### What is needed:
Below is a listing; write it out exactly and drop any images from it.

>> START Entries shown

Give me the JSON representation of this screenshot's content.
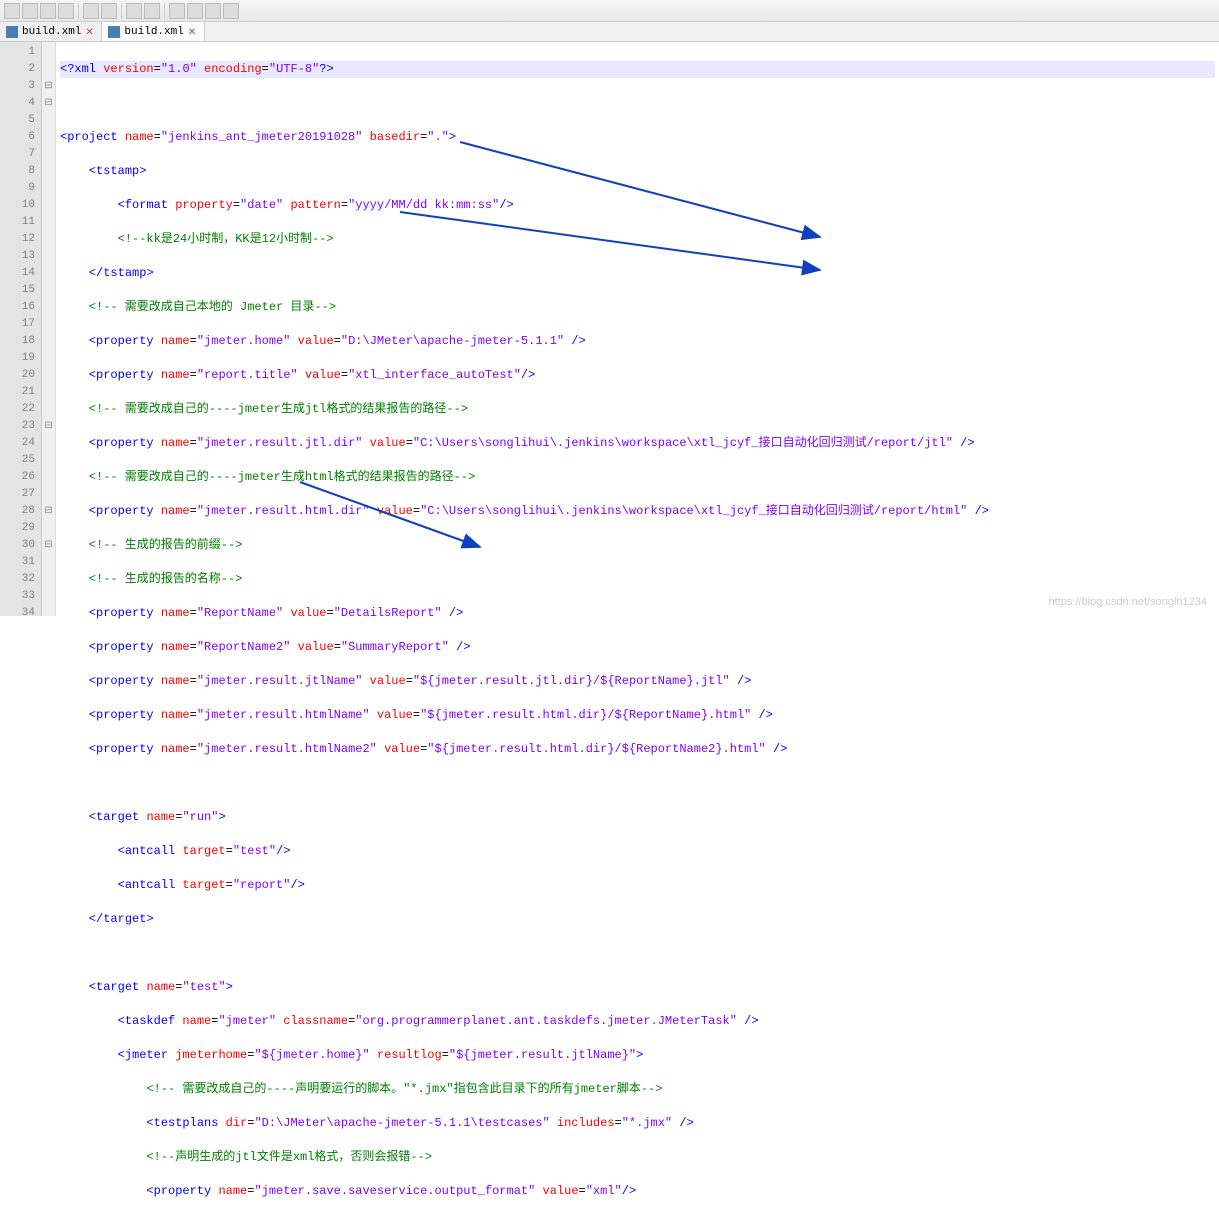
{
  "tabs": {
    "t1": "build.xml",
    "t2": "build.xml",
    "close": "✕"
  },
  "code": {
    "l1_a": "<?",
    "l1_b": "xml ",
    "l1_c": "version",
    "l1_d": "=",
    "l1_e": "\"1.0\"",
    "l1_f": " encoding",
    "l1_g": "=",
    "l1_h": "\"UTF-8\"",
    "l1_i": "?>",
    "l3_a": "<",
    "l3_b": "project ",
    "l3_c": "name",
    "l3_d": "=",
    "l3_e": "\"jenkins_ant_jmeter20191028\"",
    "l3_f": " basedir",
    "l3_g": "=",
    "l3_h": "\".\"",
    "l3_i": ">",
    "l4_a": "    <",
    "l4_b": "tstamp",
    "l4_c": ">",
    "l5_a": "        <",
    "l5_b": "format ",
    "l5_c": "property",
    "l5_d": "=",
    "l5_e": "\"date\"",
    "l5_f": " pattern",
    "l5_g": "=",
    "l5_h": "\"yyyy/MM/dd kk:mm:ss\"",
    "l5_i": "/>",
    "l6": "        <!--kk是24小时制，KK是12小时制-->",
    "l7_a": "    </",
    "l7_b": "tstamp",
    "l7_c": ">",
    "l8": "    <!-- 需要改成自己本地的 Jmeter 目录-->",
    "l9_a": "    <",
    "l9_b": "property ",
    "l9_c": "name",
    "l9_d": "=",
    "l9_e": "\"jmeter.home\"",
    "l9_f": " value",
    "l9_g": "=",
    "l9_h": "\"D:\\JMeter\\apache-jmeter-5.1.1\"",
    "l9_i": " />",
    "l10_a": "    <",
    "l10_b": "property ",
    "l10_c": "name",
    "l10_d": "=",
    "l10_e": "\"report.title\"",
    "l10_f": " value",
    "l10_g": "=",
    "l10_h": "\"xtl_interface_autoTest\"",
    "l10_i": "/>",
    "l11": "    <!-- 需要改成自己的----jmeter生成jtl格式的结果报告的路径-->",
    "l12_a": "    <",
    "l12_b": "property ",
    "l12_c": "name",
    "l12_d": "=",
    "l12_e": "\"jmeter.result.jtl.dir\"",
    "l12_f": " value",
    "l12_g": "=",
    "l12_h": "\"C:\\Users\\songlihui\\.jenkins\\workspace\\xtl_jcyf_接口自动化回归测试/report/jtl\"",
    "l12_i": " />",
    "l13": "    <!-- 需要改成自己的----jmeter生成html格式的结果报告的路径-->",
    "l14_a": "    <",
    "l14_b": "property ",
    "l14_c": "name",
    "l14_d": "=",
    "l14_e": "\"jmeter.result.html.dir\"",
    "l14_f": " value",
    "l14_g": "=",
    "l14_h": "\"C:\\Users\\songlihui\\.jenkins\\workspace\\xtl_jcyf_接口自动化回归测试/report/html\"",
    "l14_i": " />",
    "l15": "    <!-- 生成的报告的前缀-->",
    "l16": "    <!-- 生成的报告的名称-->",
    "l17_a": "    <",
    "l17_b": "property ",
    "l17_c": "name",
    "l17_d": "=",
    "l17_e": "\"ReportName\"",
    "l17_f": " value",
    "l17_g": "=",
    "l17_h": "\"DetailsReport\"",
    "l17_i": " />",
    "l18_a": "    <",
    "l18_b": "property ",
    "l18_c": "name",
    "l18_d": "=",
    "l18_e": "\"ReportName2\"",
    "l18_f": " value",
    "l18_g": "=",
    "l18_h": "\"SummaryReport\"",
    "l18_i": " />",
    "l19_a": "    <",
    "l19_b": "property ",
    "l19_c": "name",
    "l19_d": "=",
    "l19_e": "\"jmeter.result.jtlName\"",
    "l19_f": " value",
    "l19_g": "=",
    "l19_h": "\"${jmeter.result.jtl.dir}/${ReportName}.jtl\"",
    "l19_i": " />",
    "l20_a": "    <",
    "l20_b": "property ",
    "l20_c": "name",
    "l20_d": "=",
    "l20_e": "\"jmeter.result.htmlName\"",
    "l20_f": " value",
    "l20_g": "=",
    "l20_h": "\"${jmeter.result.html.dir}/${ReportName}.html\"",
    "l20_i": " />",
    "l21_a": "    <",
    "l21_b": "property ",
    "l21_c": "name",
    "l21_d": "=",
    "l21_e": "\"jmeter.result.htmlName2\"",
    "l21_f": " value",
    "l21_g": "=",
    "l21_h": "\"${jmeter.result.html.dir}/${ReportName2}.html\"",
    "l21_i": " />",
    "l23_a": "    <",
    "l23_b": "target ",
    "l23_c": "name",
    "l23_d": "=",
    "l23_e": "\"run\"",
    "l23_f": ">",
    "l24_a": "        <",
    "l24_b": "antcall ",
    "l24_c": "target",
    "l24_d": "=",
    "l24_e": "\"test\"",
    "l24_f": "/>",
    "l25_a": "        <",
    "l25_b": "antcall ",
    "l25_c": "target",
    "l25_d": "=",
    "l25_e": "\"report\"",
    "l25_f": "/>",
    "l26_a": "    </",
    "l26_b": "target",
    "l26_c": ">",
    "l28_a": "    <",
    "l28_b": "target ",
    "l28_c": "name",
    "l28_d": "=",
    "l28_e": "\"test\"",
    "l28_f": ">",
    "l29_a": "        <",
    "l29_b": "taskdef ",
    "l29_c": "name",
    "l29_d": "=",
    "l29_e": "\"jmeter\"",
    "l29_f": " classname",
    "l29_g": "=",
    "l29_h": "\"org.programmerplanet.ant.taskdefs.jmeter.JMeterTask\"",
    "l29_i": " />",
    "l30_a": "        <",
    "l30_b": "jmeter ",
    "l30_c": "jmeterhome",
    "l30_d": "=",
    "l30_e": "\"${jmeter.home}\"",
    "l30_f": " resultlog",
    "l30_g": "=",
    "l30_h": "\"${jmeter.result.jtlName}\"",
    "l30_i": ">",
    "l31": "            <!-- 需要改成自己的----声明要运行的脚本。\"*.jmx\"指包含此目录下的所有jmeter脚本-->",
    "l32_a": "            <",
    "l32_b": "testplans ",
    "l32_c": "dir",
    "l32_d": "=",
    "l32_e": "\"D:\\JMeter\\apache-jmeter-5.1.1\\testcases\"",
    "l32_f": " includes",
    "l32_g": "=",
    "l32_h": "\"*.jmx\"",
    "l32_i": " />",
    "l33": "            <!--声明生成的jtl文件是xml格式，否则会报错-->",
    "l34_a": "            <",
    "l34_b": "property ",
    "l34_c": "name",
    "l34_d": "=",
    "l34_e": "\"jmeter.save.saveservice.output_format\"",
    "l34_f": " value",
    "l34_g": "=",
    "l34_h": "\"xml\"",
    "l34_i": "/>"
  },
  "watermark": "https://blog.csdn.net/songlh1234"
}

>> END Entries shown

### Solution to this problem:
Give me the JSON representation of this screenshot's content.
{
  "tabs": {
    "t1": "build.xml",
    "t2": "build.xml",
    "close": "✕"
  },
  "code": {
    "l1_a": "<?",
    "l1_b": "xml ",
    "l1_c": "version",
    "l1_d": "=",
    "l1_e": "\"1.0\"",
    "l1_f": " encoding",
    "l1_g": "=",
    "l1_h": "\"UTF-8\"",
    "l1_i": "?>",
    "l3_a": "<",
    "l3_b": "project ",
    "l3_c": "name",
    "l3_d": "=",
    "l3_e": "\"jenkins_ant_jmeter20191028\"",
    "l3_f": " basedir",
    "l3_g": "=",
    "l3_h": "\".\"",
    "l3_i": ">",
    "l4_a": "    <",
    "l4_b": "tstamp",
    "l4_c": ">",
    "l5_a": "        <",
    "l5_b": "format ",
    "l5_c": "property",
    "l5_d": "=",
    "l5_e": "\"date\"",
    "l5_f": " pattern",
    "l5_g": "=",
    "l5_h": "\"yyyy/MM/dd kk:mm:ss\"",
    "l5_i": "/>",
    "l6": "        <!--kk是24小时制，KK是12小时制-->",
    "l7_a": "    </",
    "l7_b": "tstamp",
    "l7_c": ">",
    "l8": "    <!-- 需要改成自己本地的 Jmeter 目录-->",
    "l9_a": "    <",
    "l9_b": "property ",
    "l9_c": "name",
    "l9_d": "=",
    "l9_e": "\"jmeter.home\"",
    "l9_f": " value",
    "l9_g": "=",
    "l9_h": "\"D:\\JMeter\\apache-jmeter-5.1.1\"",
    "l9_i": " />",
    "l10_a": "    <",
    "l10_b": "property ",
    "l10_c": "name",
    "l10_d": "=",
    "l10_e": "\"report.title\"",
    "l10_f": " value",
    "l10_g": "=",
    "l10_h": "\"xtl_interface_autoTest\"",
    "l10_i": "/>",
    "l11": "    <!-- 需要改成自己的----jmeter生成jtl格式的结果报告的路径-->",
    "l12_a": "    <",
    "l12_b": "property ",
    "l12_c": "name",
    "l12_d": "=",
    "l12_e": "\"jmeter.result.jtl.dir\"",
    "l12_f": " value",
    "l12_g": "=",
    "l12_h": "\"C:\\Users\\songlihui\\.jenkins\\workspace\\xtl_jcyf_接口自动化回归测试/report/jtl\"",
    "l12_i": " />",
    "l13": "    <!-- 需要改成自己的----jmeter生成html格式的结果报告的路径-->",
    "l14_a": "    <",
    "l14_b": "property ",
    "l14_c": "name",
    "l14_d": "=",
    "l14_e": "\"jmeter.result.html.dir\"",
    "l14_f": " value",
    "l14_g": "=",
    "l14_h": "\"C:\\Users\\songlihui\\.jenkins\\workspace\\xtl_jcyf_接口自动化回归测试/report/html\"",
    "l14_i": " />",
    "l15": "    <!-- 生成的报告的前缀-->",
    "l16": "    <!-- 生成的报告的名称-->",
    "l17_a": "    <",
    "l17_b": "property ",
    "l17_c": "name",
    "l17_d": "=",
    "l17_e": "\"ReportName\"",
    "l17_f": " value",
    "l17_g": "=",
    "l17_h": "\"DetailsReport\"",
    "l17_i": " />",
    "l18_a": "    <",
    "l18_b": "property ",
    "l18_c": "name",
    "l18_d": "=",
    "l18_e": "\"ReportName2\"",
    "l18_f": " value",
    "l18_g": "=",
    "l18_h": "\"SummaryReport\"",
    "l18_i": " />",
    "l19_a": "    <",
    "l19_b": "property ",
    "l19_c": "name",
    "l19_d": "=",
    "l19_e": "\"jmeter.result.jtlName\"",
    "l19_f": " value",
    "l19_g": "=",
    "l19_h": "\"${jmeter.result.jtl.dir}/${ReportName}.jtl\"",
    "l19_i": " />",
    "l20_a": "    <",
    "l20_b": "property ",
    "l20_c": "name",
    "l20_d": "=",
    "l20_e": "\"jmeter.result.htmlName\"",
    "l20_f": " value",
    "l20_g": "=",
    "l20_h": "\"${jmeter.result.html.dir}/${ReportName}.html\"",
    "l20_i": " />",
    "l21_a": "    <",
    "l21_b": "property ",
    "l21_c": "name",
    "l21_d": "=",
    "l21_e": "\"jmeter.result.htmlName2\"",
    "l21_f": " value",
    "l21_g": "=",
    "l21_h": "\"${jmeter.result.html.dir}/${ReportName2}.html\"",
    "l21_i": " />",
    "l23_a": "    <",
    "l23_b": "target ",
    "l23_c": "name",
    "l23_d": "=",
    "l23_e": "\"run\"",
    "l23_f": ">",
    "l24_a": "        <",
    "l24_b": "antcall ",
    "l24_c": "target",
    "l24_d": "=",
    "l24_e": "\"test\"",
    "l24_f": "/>",
    "l25_a": "        <",
    "l25_b": "antcall ",
    "l25_c": "target",
    "l25_d": "=",
    "l25_e": "\"report\"",
    "l25_f": "/>",
    "l26_a": "    </",
    "l26_b": "target",
    "l26_c": ">",
    "l28_a": "    <",
    "l28_b": "target ",
    "l28_c": "name",
    "l28_d": "=",
    "l28_e": "\"test\"",
    "l28_f": ">",
    "l29_a": "        <",
    "l29_b": "taskdef ",
    "l29_c": "name",
    "l29_d": "=",
    "l29_e": "\"jmeter\"",
    "l29_f": " classname",
    "l29_g": "=",
    "l29_h": "\"org.programmerplanet.ant.taskdefs.jmeter.JMeterTask\"",
    "l29_i": " />",
    "l30_a": "        <",
    "l30_b": "jmeter ",
    "l30_c": "jmeterhome",
    "l30_d": "=",
    "l30_e": "\"${jmeter.home}\"",
    "l30_f": " resultlog",
    "l30_g": "=",
    "l30_h": "\"${jmeter.result.jtlName}\"",
    "l30_i": ">",
    "l31": "            <!-- 需要改成自己的----声明要运行的脚本。\"*.jmx\"指包含此目录下的所有jmeter脚本-->",
    "l32_a": "            <",
    "l32_b": "testplans ",
    "l32_c": "dir",
    "l32_d": "=",
    "l32_e": "\"D:\\JMeter\\apache-jmeter-5.1.1\\testcases\"",
    "l32_f": " includes",
    "l32_g": "=",
    "l32_h": "\"*.jmx\"",
    "l32_i": " />",
    "l33": "            <!--声明生成的jtl文件是xml格式，否则会报错-->",
    "l34_a": "            <",
    "l34_b": "property ",
    "l34_c": "name",
    "l34_d": "=",
    "l34_e": "\"jmeter.save.saveservice.output_format\"",
    "l34_f": " value",
    "l34_g": "=",
    "l34_h": "\"xml\"",
    "l34_i": "/>"
  },
  "watermark": "https://blog.csdn.net/songlh1234"
}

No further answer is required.